-- Start of Supplied data --

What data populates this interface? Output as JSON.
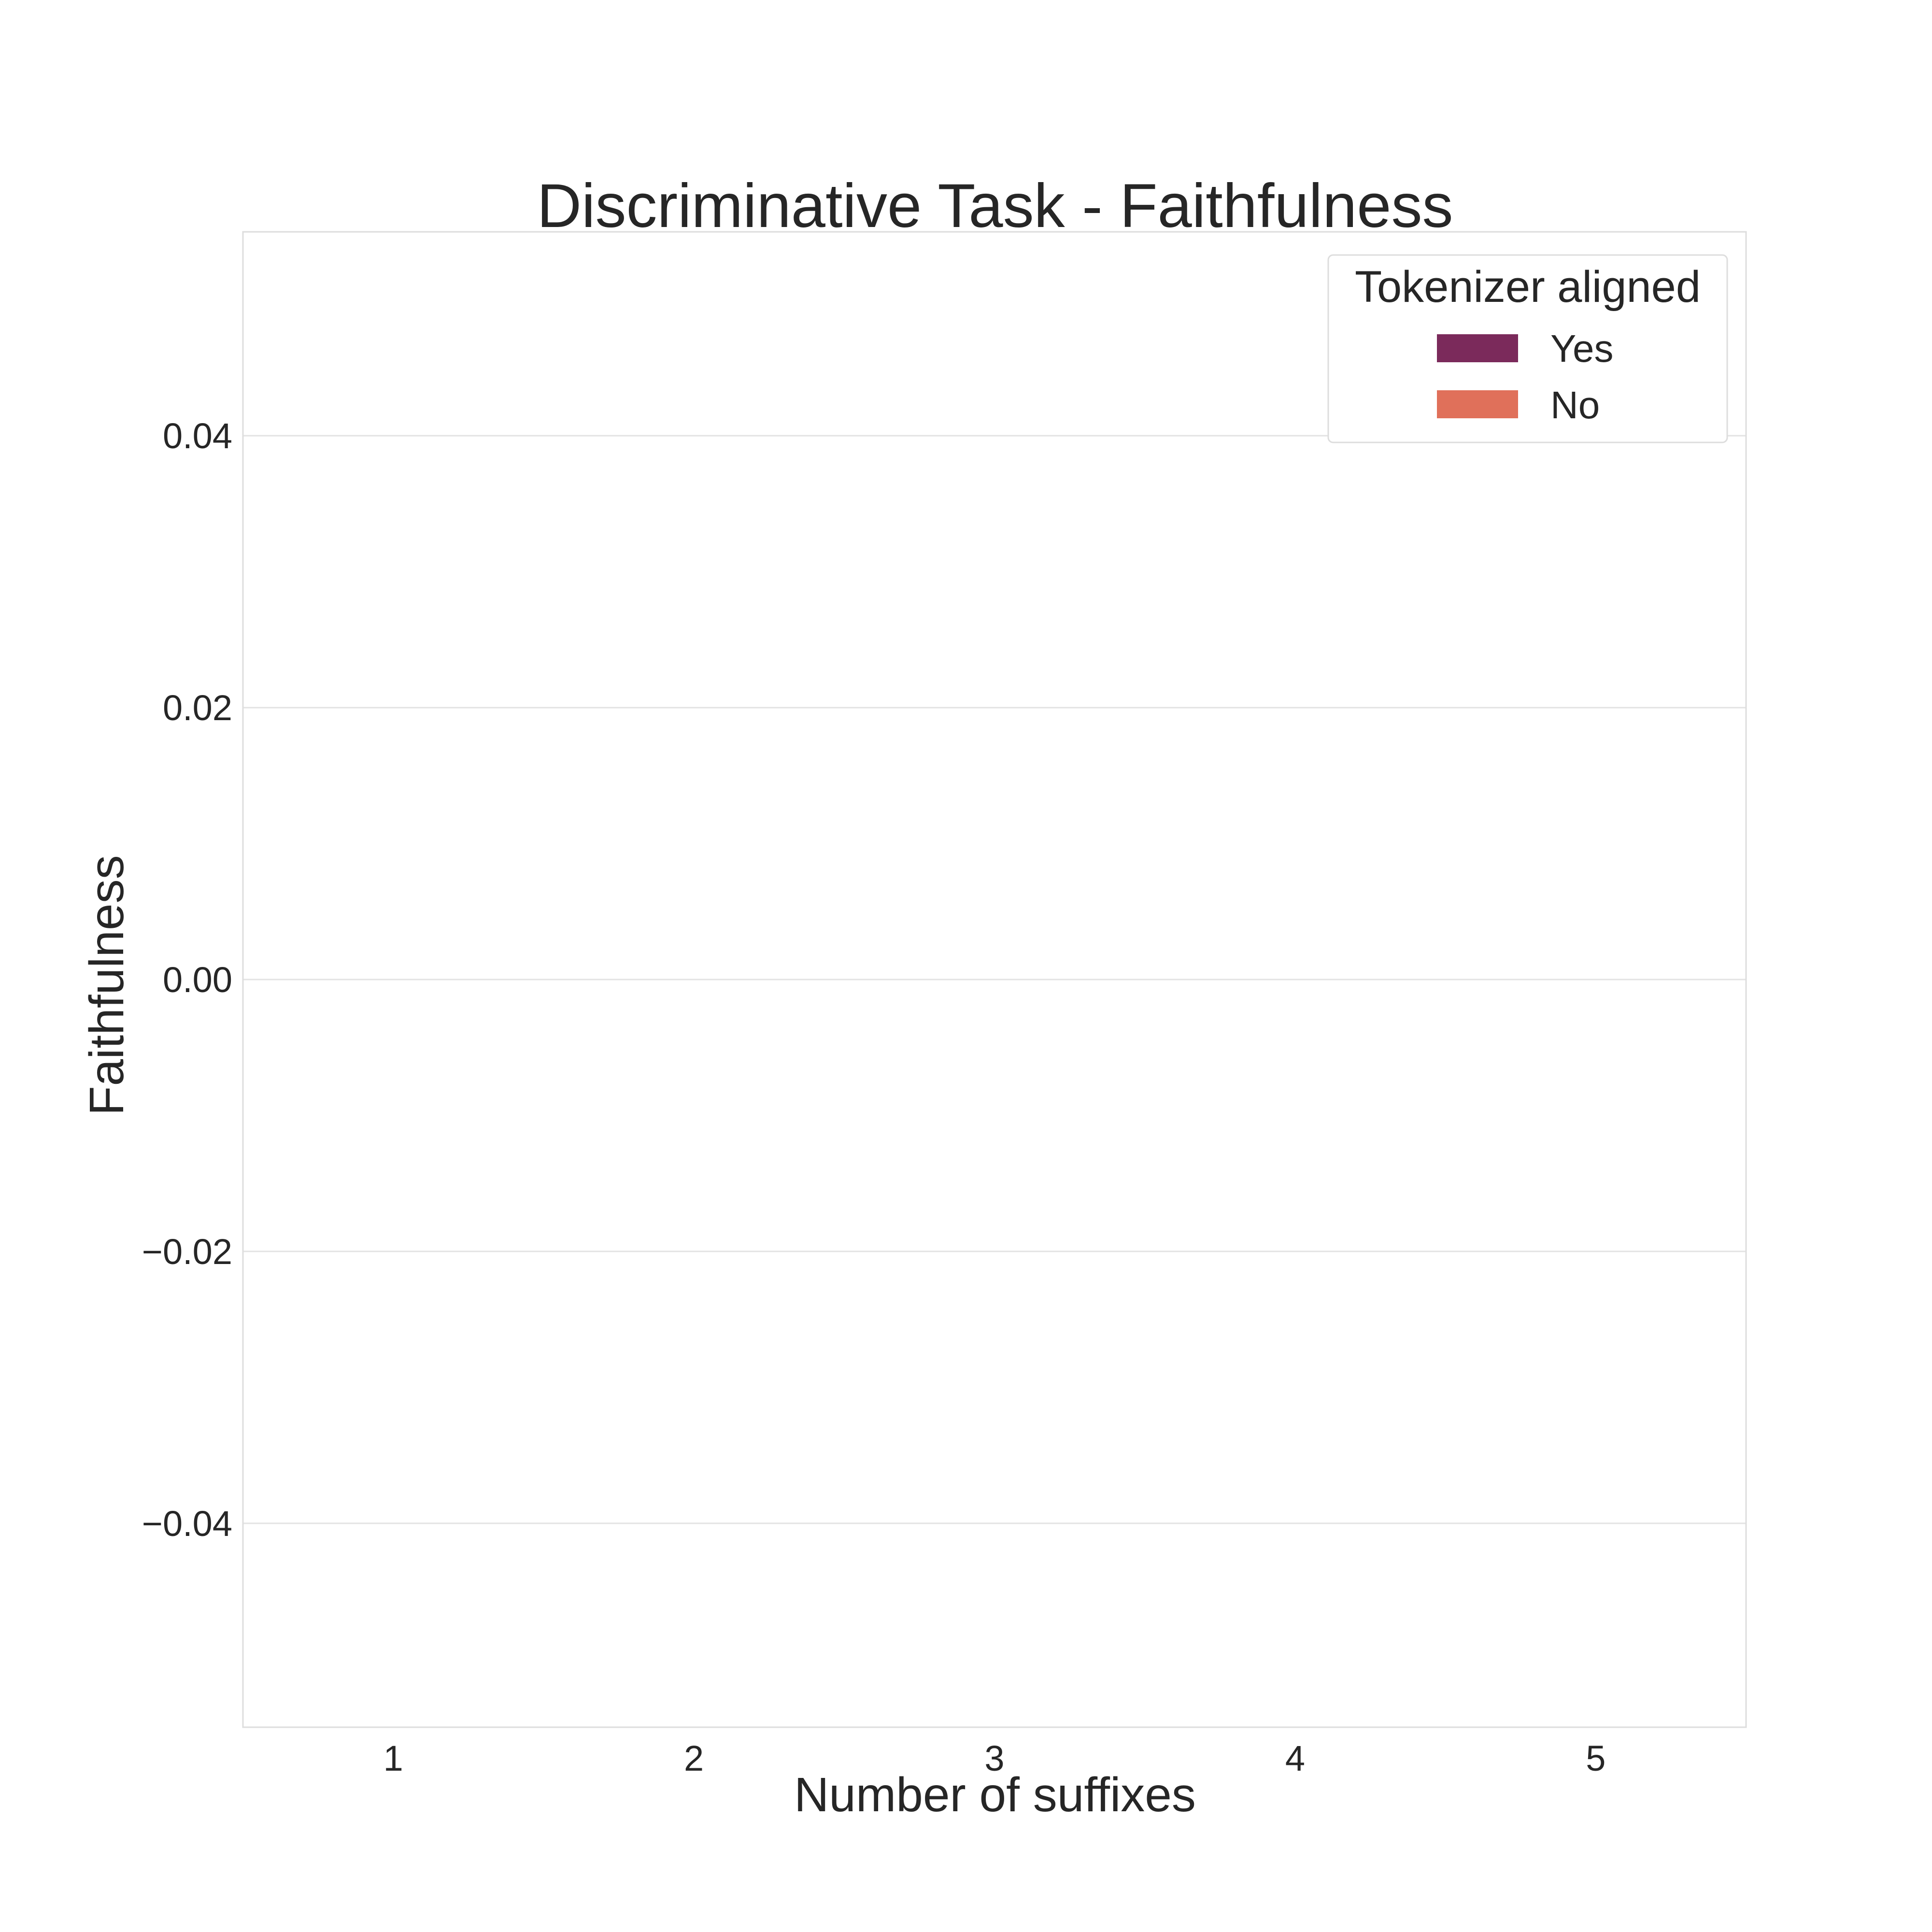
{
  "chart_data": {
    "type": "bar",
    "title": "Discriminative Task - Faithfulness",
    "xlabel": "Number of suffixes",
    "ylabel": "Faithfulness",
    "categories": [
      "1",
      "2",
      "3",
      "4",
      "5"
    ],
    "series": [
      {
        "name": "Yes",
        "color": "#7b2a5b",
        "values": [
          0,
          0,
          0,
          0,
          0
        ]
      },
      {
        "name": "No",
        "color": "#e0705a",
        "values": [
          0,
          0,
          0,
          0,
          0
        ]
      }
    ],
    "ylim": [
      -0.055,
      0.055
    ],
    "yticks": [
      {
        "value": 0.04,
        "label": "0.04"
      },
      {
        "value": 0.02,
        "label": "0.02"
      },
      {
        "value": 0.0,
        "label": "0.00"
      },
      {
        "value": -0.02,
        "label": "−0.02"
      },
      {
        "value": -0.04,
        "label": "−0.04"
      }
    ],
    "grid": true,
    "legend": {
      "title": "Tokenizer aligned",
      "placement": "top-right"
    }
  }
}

-- End of Supplied data --

● Problem requirements
Copy the material above in full and exactly, skipping pictures.

● Answer to this problem
What data populates this interface? Output as JSON.
{
  "chart_data": {
    "type": "bar",
    "title": "Discriminative Task - Faithfulness",
    "xlabel": "Number of suffixes",
    "ylabel": "Faithfulness",
    "categories": [
      "1",
      "2",
      "3",
      "4",
      "5"
    ],
    "series": [
      {
        "name": "Yes",
        "color": "#7b2a5b",
        "values": [
          0,
          0,
          0,
          0,
          0
        ]
      },
      {
        "name": "No",
        "color": "#e0705a",
        "values": [
          0,
          0,
          0,
          0,
          0
        ]
      }
    ],
    "ylim": [
      -0.055,
      0.055
    ],
    "yticks": [
      {
        "value": 0.04,
        "label": "0.04"
      },
      {
        "value": 0.02,
        "label": "0.02"
      },
      {
        "value": 0.0,
        "label": "0.00"
      },
      {
        "value": -0.02,
        "label": "−0.02"
      },
      {
        "value": -0.04,
        "label": "−0.04"
      }
    ],
    "grid": true,
    "legend": {
      "title": "Tokenizer aligned",
      "placement": "top-right"
    }
  }
}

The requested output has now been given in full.